■ SUPPLIED RECORDS:
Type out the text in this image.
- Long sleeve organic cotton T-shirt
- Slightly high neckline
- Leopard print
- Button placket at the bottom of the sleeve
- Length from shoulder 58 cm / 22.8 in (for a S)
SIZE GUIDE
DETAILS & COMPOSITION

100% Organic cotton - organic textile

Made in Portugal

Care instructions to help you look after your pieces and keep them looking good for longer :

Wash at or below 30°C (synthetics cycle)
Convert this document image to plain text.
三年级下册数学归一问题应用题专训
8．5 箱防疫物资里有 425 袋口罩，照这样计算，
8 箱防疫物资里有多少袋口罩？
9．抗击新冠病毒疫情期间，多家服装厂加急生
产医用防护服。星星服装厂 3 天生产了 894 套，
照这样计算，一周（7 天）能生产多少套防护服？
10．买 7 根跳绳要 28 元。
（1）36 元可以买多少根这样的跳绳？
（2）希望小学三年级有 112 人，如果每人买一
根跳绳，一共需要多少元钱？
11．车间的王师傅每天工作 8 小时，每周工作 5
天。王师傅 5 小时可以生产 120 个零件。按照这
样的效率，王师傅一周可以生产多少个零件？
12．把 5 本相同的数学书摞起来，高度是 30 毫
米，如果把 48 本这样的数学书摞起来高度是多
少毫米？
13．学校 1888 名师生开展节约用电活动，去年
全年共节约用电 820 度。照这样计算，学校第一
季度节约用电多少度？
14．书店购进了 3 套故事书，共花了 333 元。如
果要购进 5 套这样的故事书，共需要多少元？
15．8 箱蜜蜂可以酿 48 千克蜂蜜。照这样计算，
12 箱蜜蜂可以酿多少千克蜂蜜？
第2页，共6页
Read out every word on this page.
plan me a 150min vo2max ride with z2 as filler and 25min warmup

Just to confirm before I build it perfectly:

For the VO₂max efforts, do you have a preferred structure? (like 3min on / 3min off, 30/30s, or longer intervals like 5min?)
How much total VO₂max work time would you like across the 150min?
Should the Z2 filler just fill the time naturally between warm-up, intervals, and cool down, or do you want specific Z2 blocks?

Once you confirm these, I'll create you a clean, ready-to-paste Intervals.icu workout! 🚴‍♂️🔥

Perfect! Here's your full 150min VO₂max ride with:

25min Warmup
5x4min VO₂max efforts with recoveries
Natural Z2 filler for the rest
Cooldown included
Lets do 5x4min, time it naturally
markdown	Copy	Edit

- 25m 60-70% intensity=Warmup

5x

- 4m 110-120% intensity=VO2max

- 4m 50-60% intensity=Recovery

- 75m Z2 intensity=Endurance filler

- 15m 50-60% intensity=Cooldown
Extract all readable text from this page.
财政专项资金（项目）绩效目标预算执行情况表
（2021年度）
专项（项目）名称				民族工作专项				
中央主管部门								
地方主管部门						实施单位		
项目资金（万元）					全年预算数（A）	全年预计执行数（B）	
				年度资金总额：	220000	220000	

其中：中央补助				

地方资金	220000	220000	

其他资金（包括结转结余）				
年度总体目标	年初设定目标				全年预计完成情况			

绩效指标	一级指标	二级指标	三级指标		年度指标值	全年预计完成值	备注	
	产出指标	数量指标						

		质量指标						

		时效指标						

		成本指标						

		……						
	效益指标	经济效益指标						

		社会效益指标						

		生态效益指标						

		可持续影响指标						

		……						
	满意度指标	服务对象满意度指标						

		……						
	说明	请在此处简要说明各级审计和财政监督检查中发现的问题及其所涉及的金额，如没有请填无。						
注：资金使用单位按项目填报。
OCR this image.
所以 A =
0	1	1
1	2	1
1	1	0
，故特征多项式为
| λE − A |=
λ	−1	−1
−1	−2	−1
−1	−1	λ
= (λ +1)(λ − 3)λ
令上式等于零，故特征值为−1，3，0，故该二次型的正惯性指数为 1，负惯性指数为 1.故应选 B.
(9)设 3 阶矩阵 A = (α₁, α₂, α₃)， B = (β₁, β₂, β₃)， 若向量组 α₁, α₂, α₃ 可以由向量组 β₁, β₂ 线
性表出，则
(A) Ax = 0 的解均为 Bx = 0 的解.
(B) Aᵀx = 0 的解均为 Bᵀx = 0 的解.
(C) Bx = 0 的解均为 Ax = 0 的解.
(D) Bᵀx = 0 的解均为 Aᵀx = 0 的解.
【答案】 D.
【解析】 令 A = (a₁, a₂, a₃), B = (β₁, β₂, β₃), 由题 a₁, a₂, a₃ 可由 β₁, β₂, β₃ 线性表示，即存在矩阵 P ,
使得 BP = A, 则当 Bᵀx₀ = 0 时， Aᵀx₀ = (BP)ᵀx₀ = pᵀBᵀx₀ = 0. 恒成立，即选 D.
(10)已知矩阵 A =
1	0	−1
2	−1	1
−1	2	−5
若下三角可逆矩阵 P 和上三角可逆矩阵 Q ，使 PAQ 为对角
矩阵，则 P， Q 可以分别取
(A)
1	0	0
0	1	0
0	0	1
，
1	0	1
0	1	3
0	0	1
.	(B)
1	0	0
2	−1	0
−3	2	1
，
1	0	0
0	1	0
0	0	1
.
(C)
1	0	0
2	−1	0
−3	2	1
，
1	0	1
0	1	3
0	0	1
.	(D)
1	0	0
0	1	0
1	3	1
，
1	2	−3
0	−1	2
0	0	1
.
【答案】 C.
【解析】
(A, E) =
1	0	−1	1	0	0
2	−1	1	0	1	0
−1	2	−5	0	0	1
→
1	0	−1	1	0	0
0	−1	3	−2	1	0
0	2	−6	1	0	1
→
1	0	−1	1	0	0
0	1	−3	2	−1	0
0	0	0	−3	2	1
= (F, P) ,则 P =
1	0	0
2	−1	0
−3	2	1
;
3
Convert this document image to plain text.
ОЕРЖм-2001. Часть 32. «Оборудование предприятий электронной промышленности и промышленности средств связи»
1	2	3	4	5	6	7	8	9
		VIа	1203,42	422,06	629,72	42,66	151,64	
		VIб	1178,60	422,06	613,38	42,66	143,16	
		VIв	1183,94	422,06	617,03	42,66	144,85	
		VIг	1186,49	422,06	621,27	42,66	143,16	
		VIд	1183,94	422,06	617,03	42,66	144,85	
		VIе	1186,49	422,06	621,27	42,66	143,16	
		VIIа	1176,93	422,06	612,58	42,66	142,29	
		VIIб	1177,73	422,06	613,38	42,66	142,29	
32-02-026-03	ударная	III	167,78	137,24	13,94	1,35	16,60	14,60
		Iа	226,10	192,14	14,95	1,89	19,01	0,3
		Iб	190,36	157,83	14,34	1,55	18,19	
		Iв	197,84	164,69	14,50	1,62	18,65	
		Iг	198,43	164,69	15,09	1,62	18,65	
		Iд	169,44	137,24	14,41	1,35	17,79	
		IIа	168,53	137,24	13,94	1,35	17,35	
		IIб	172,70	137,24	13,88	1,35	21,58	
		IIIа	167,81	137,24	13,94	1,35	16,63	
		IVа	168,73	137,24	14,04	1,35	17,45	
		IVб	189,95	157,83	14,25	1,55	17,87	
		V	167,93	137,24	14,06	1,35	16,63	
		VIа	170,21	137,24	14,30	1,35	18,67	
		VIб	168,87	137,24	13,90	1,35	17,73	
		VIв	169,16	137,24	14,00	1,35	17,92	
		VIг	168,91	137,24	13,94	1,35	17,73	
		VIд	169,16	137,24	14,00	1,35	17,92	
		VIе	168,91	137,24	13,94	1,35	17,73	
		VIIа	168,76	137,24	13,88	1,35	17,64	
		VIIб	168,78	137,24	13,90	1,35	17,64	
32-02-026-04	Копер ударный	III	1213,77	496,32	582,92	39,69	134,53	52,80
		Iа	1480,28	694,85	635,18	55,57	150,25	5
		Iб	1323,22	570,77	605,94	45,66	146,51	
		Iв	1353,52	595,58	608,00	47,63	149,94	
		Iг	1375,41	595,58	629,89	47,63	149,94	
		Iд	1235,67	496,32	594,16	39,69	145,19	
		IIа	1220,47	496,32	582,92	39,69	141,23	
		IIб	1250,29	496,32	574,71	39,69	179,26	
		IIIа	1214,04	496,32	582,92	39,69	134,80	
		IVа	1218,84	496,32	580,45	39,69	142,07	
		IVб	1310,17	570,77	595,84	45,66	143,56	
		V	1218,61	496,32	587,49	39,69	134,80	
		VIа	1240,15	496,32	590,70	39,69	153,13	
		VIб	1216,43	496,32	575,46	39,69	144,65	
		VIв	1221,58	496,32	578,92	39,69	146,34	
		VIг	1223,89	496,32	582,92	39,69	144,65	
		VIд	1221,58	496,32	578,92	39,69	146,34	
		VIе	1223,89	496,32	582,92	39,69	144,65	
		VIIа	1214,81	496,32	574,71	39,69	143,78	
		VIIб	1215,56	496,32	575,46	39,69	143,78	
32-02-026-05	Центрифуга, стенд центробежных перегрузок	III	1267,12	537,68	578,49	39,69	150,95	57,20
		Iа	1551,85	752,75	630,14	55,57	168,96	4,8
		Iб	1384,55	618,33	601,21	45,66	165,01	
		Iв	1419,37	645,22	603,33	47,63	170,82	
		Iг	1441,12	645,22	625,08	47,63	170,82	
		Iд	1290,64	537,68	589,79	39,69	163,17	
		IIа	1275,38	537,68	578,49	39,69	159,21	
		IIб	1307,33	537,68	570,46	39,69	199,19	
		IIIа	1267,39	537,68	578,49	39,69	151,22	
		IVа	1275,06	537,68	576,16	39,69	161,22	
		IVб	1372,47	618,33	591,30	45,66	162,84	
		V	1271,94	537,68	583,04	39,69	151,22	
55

■ WRITTEN TASK: Take every line from the records above that has the word "organic" and copy it.

■ WRITTEN SOLUTION:
- Long sleeve organic cotton T-shirt
100% Organic cotton - organic textile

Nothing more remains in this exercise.